_Provided material_:
┏━━
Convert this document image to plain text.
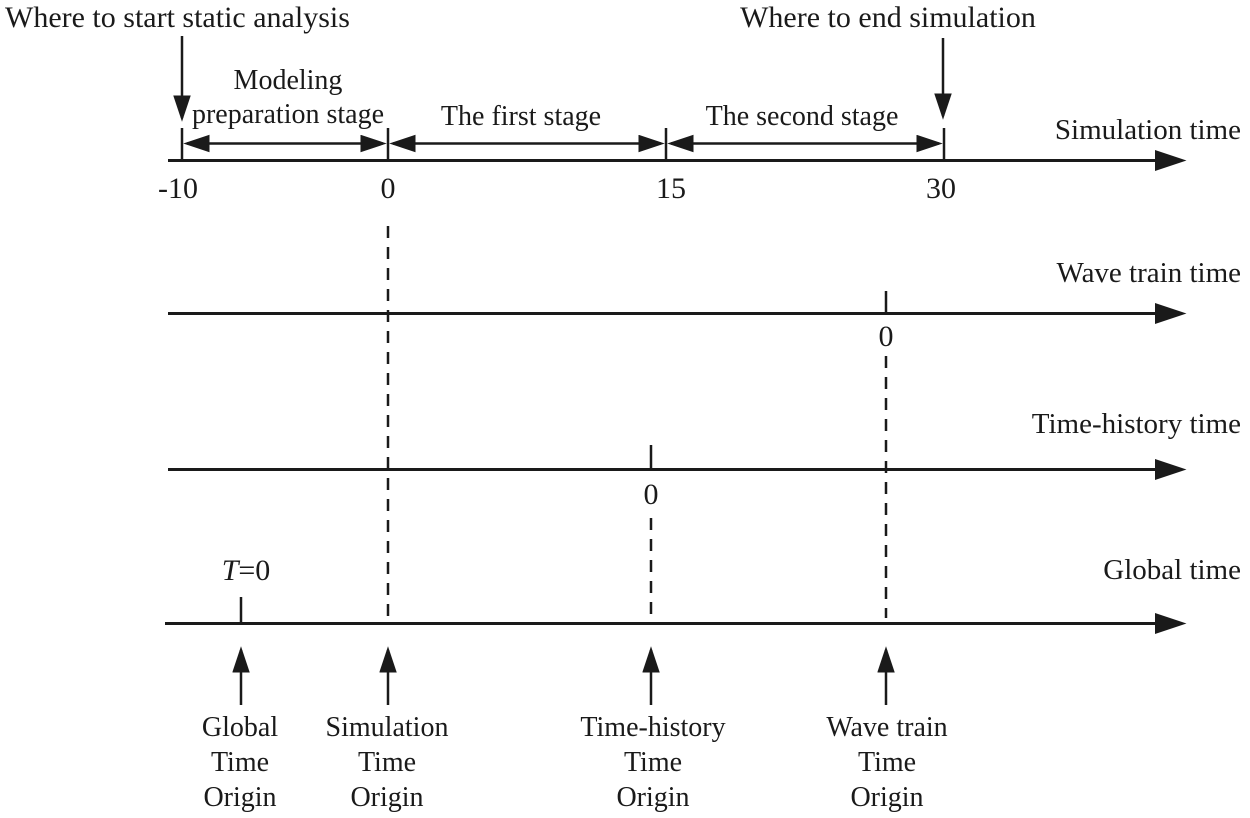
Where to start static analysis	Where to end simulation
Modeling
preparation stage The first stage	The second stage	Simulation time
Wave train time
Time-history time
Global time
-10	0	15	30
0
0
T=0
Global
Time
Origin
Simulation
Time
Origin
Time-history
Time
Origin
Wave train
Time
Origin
┗━━
_Short problem_: The material above must be printed exactly, with its pictures left out.

_The result_:
Convert this document image to plain text.
Where to start static analysis	Where to end simulation
Modeling
preparation stage The first stage	The second stage	Simulation time
Wave train time
Time-history time
Global time
-10	0	15	30
0
0
T=0
Global
Time
Origin
Simulation
Time
Origin
Time-history
Time
Origin
Wave train
Time
Origin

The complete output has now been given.